WORK TO COMPLETE —
Which lines in the records below contain the word "hovoru"? Copy each one out.

═══ SUPPLIED DATA

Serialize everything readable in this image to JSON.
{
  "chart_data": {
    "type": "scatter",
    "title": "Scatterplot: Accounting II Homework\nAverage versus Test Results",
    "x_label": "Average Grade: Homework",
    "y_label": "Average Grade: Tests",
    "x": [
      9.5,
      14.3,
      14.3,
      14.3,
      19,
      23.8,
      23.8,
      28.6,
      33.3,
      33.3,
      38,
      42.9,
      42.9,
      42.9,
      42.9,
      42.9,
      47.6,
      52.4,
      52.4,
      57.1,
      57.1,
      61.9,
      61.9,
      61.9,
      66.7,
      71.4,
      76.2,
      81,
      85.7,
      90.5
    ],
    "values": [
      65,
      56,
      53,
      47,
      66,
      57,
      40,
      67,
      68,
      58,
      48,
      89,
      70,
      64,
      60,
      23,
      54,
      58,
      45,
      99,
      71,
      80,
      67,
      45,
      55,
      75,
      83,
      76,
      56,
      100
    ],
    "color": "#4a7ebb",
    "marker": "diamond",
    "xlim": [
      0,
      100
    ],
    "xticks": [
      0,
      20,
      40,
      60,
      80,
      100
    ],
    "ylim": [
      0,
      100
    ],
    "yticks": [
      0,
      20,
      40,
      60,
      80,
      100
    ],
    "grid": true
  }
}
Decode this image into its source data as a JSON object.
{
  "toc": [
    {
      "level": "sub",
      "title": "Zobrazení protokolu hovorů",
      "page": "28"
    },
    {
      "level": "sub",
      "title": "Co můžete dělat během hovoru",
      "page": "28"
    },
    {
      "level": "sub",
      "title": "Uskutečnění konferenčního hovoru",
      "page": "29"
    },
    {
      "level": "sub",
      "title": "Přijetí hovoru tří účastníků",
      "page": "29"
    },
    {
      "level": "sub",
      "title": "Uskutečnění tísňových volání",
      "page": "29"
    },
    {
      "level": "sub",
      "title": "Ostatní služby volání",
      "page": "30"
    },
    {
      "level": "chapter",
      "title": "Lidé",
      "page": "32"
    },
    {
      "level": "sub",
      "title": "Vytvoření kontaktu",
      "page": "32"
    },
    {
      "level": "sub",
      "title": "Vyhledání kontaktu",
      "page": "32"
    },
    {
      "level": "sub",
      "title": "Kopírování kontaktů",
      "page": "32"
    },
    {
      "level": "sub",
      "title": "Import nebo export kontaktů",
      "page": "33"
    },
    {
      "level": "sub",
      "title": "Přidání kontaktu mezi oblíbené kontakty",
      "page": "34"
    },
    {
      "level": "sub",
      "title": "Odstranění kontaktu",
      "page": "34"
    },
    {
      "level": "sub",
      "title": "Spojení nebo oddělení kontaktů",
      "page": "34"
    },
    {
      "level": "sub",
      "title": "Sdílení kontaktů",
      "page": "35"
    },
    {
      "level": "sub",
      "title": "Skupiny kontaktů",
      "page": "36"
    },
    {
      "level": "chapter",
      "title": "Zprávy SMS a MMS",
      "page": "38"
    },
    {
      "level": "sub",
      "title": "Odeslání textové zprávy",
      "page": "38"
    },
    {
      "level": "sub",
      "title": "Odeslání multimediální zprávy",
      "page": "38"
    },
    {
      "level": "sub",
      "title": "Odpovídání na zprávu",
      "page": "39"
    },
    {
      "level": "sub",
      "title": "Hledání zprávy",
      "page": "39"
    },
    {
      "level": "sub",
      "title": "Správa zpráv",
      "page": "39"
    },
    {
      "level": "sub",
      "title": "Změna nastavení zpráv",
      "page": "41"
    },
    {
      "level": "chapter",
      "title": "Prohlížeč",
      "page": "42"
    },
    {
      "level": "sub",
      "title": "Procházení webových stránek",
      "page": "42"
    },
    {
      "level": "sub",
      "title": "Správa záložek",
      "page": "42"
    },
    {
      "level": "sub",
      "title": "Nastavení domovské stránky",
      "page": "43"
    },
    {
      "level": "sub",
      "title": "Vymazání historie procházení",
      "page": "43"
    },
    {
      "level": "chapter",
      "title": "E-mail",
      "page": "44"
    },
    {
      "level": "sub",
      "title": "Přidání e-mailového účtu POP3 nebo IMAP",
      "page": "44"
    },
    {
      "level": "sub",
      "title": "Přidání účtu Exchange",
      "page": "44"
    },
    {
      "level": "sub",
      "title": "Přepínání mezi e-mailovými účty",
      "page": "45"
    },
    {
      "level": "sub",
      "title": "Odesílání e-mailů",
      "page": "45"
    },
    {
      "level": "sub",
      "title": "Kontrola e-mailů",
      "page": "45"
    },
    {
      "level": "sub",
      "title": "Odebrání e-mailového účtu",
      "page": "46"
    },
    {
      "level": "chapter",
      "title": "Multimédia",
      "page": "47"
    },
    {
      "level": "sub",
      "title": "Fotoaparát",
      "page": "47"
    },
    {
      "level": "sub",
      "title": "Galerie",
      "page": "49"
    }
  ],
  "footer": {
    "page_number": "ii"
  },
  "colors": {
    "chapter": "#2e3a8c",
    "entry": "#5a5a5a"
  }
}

══════
═══ SUPPLIED DATA

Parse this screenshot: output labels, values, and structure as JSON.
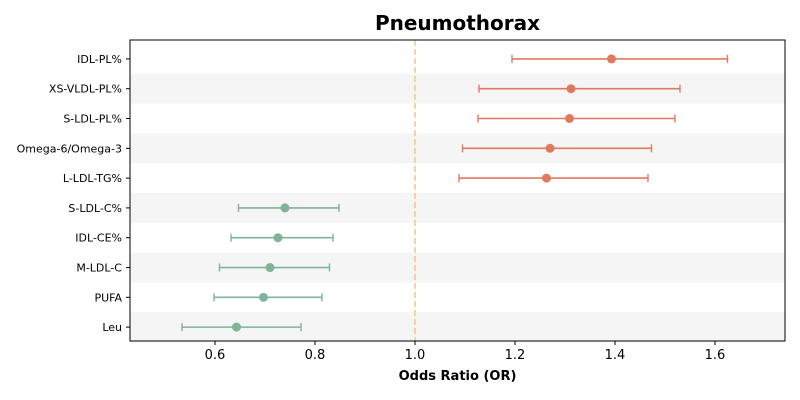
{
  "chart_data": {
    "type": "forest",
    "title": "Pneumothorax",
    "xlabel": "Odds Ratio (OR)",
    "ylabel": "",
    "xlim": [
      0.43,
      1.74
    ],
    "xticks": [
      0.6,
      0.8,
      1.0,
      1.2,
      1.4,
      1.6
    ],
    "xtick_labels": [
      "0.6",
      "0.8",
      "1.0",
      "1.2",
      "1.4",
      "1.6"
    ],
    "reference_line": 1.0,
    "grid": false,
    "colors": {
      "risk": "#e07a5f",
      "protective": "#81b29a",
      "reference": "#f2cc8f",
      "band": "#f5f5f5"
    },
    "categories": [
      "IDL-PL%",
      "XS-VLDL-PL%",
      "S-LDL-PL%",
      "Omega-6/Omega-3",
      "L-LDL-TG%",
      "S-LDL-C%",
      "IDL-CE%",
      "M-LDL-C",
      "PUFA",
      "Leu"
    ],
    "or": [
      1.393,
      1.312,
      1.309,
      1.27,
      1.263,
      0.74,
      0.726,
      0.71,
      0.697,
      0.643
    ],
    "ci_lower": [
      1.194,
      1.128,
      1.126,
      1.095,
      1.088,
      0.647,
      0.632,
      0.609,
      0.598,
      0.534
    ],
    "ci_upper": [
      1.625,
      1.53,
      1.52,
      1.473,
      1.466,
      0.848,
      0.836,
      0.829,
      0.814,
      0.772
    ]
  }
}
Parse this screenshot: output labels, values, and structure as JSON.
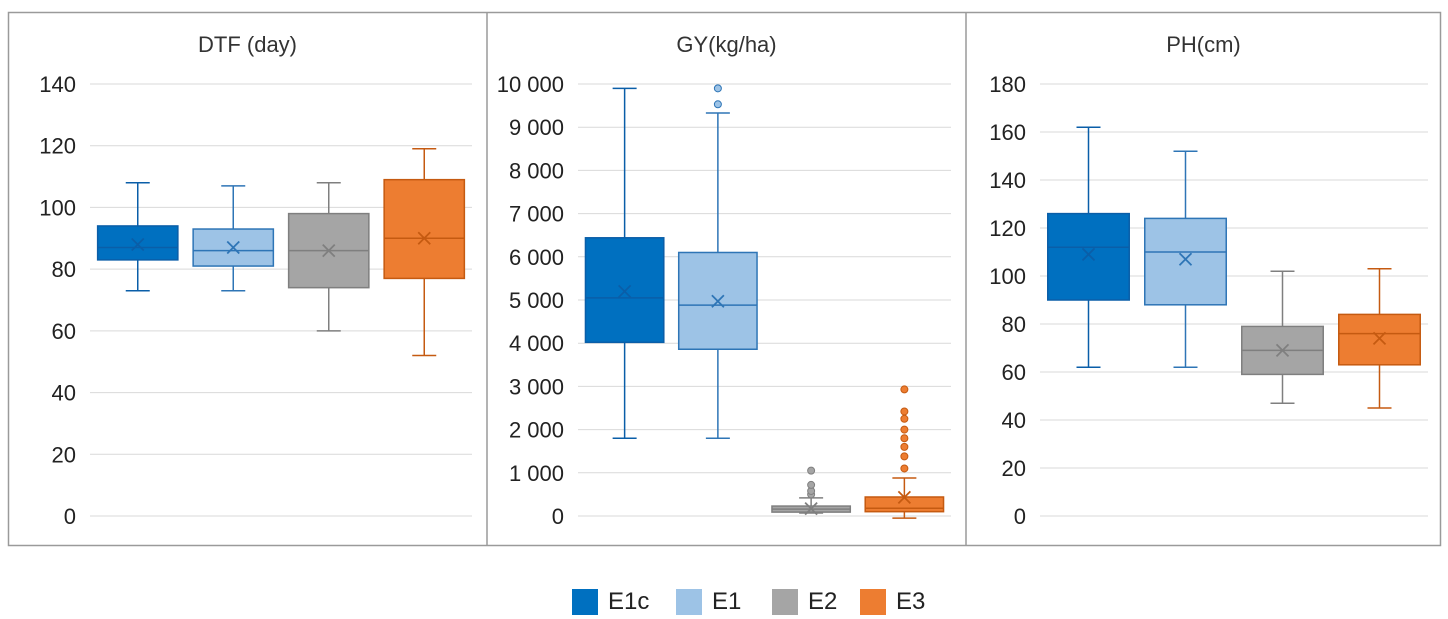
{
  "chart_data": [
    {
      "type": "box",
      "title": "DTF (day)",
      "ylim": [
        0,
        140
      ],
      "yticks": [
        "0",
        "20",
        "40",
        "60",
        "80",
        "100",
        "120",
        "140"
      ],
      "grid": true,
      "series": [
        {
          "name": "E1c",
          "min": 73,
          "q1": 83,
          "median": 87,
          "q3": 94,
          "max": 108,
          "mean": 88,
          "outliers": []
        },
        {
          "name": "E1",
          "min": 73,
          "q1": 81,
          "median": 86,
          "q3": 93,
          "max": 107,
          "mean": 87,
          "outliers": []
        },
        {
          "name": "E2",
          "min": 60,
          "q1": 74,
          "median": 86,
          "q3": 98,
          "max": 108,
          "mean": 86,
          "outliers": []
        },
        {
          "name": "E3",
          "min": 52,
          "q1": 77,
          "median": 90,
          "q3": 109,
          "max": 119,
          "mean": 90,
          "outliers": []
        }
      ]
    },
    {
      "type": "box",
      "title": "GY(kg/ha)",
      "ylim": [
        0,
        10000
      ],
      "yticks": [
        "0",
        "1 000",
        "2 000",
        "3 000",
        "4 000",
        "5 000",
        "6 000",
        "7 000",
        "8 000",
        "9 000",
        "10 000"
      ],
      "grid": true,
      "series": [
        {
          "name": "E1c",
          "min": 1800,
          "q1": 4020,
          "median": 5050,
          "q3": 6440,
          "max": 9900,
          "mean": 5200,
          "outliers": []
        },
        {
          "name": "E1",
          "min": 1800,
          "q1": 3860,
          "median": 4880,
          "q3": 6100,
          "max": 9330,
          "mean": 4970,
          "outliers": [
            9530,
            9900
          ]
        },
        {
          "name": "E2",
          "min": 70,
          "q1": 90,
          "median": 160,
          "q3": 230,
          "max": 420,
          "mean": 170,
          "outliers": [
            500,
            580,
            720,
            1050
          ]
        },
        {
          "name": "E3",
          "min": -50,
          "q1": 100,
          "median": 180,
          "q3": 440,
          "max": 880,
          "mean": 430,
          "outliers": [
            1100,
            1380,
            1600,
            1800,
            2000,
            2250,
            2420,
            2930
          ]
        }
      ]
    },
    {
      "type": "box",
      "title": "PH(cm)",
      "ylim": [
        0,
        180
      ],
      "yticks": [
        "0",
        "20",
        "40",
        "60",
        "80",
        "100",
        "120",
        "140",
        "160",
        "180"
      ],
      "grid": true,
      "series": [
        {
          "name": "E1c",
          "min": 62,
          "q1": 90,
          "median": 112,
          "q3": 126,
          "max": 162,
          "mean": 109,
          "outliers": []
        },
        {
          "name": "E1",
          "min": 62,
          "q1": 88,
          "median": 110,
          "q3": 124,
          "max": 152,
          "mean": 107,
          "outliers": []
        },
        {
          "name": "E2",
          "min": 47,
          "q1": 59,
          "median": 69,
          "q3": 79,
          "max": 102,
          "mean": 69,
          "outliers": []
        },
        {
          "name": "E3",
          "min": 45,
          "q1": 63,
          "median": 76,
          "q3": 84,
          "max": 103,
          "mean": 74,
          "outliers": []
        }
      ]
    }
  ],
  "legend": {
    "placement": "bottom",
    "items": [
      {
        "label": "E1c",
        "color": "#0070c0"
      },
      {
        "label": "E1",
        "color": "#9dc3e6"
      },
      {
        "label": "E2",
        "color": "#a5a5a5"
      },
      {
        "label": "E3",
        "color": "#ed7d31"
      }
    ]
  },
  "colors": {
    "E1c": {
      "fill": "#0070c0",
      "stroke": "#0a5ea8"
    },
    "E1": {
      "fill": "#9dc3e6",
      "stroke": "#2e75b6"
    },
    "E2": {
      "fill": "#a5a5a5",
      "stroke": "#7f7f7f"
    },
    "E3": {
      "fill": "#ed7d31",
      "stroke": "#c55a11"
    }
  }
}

══════
═══ SUPPLIED DATA

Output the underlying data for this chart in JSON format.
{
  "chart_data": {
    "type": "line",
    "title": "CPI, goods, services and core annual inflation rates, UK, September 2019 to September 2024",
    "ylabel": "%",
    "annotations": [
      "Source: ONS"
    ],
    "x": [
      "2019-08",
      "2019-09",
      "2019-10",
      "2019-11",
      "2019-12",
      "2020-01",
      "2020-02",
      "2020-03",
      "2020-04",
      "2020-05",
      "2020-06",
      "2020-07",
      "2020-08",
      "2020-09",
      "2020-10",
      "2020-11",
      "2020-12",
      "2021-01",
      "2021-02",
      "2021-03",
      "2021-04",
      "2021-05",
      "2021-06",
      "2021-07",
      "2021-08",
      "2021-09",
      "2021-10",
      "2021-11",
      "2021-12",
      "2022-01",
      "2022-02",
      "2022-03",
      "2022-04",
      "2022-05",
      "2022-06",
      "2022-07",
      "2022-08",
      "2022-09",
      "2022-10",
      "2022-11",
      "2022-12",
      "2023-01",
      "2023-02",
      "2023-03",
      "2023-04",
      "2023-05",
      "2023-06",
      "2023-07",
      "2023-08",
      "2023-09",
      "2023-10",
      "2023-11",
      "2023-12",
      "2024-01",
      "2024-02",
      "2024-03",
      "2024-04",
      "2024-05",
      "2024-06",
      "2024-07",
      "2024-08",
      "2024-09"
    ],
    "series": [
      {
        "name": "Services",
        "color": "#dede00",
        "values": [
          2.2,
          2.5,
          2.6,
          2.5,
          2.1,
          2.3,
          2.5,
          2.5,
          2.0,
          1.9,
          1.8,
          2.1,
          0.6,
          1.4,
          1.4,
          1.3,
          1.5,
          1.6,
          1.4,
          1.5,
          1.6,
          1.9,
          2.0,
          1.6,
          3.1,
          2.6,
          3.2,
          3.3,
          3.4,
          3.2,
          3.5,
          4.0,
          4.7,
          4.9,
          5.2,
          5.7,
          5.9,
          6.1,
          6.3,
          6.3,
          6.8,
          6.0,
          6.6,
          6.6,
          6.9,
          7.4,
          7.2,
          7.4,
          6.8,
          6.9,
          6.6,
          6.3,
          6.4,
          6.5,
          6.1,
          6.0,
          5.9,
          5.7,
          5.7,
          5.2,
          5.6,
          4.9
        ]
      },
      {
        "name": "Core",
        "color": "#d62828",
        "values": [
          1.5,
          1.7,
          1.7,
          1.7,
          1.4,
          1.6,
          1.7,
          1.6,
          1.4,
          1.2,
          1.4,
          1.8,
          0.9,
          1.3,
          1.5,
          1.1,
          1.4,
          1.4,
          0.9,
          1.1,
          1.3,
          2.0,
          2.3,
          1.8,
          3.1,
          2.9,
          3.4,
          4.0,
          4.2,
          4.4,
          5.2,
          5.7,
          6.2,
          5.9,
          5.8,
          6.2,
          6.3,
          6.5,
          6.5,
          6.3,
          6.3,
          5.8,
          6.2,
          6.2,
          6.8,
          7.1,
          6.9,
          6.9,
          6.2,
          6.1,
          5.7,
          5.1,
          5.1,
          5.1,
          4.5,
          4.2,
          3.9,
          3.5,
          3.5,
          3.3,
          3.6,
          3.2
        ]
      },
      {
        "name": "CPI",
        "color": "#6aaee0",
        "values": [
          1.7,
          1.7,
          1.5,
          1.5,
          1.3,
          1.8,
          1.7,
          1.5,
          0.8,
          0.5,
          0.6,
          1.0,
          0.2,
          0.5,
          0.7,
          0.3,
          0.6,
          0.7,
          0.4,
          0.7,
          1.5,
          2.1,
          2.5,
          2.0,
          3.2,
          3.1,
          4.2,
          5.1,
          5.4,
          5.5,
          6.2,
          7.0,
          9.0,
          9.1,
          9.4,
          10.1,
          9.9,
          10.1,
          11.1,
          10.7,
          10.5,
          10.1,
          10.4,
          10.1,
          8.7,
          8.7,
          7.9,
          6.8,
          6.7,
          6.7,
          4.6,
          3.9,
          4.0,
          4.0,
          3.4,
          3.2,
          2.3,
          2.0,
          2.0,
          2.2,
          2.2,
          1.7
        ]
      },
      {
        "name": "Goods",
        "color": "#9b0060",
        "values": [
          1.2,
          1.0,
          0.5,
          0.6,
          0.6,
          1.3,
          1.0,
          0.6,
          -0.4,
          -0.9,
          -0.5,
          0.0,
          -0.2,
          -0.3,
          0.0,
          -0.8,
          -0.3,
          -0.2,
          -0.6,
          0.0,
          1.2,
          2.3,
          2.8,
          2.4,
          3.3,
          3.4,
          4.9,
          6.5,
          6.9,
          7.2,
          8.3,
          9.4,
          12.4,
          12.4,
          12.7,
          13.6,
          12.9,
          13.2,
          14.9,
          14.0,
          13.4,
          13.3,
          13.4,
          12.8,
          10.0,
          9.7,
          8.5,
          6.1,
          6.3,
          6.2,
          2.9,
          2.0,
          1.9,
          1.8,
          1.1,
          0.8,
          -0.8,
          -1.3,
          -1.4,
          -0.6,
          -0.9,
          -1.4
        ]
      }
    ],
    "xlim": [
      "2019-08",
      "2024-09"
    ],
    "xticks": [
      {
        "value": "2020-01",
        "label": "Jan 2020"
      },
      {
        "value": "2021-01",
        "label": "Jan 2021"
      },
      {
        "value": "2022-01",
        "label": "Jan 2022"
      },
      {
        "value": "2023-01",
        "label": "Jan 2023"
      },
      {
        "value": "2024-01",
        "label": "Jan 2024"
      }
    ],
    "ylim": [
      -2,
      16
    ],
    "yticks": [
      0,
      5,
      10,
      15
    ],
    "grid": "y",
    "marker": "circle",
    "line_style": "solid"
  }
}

══════

COMPLETED EXERCISE —
      "title": "Co můžete dělat během hovoru",
      "title": "Uskutečnění konferenčního hovoru",
      "title": "Přijetí hovoru tří účastníků",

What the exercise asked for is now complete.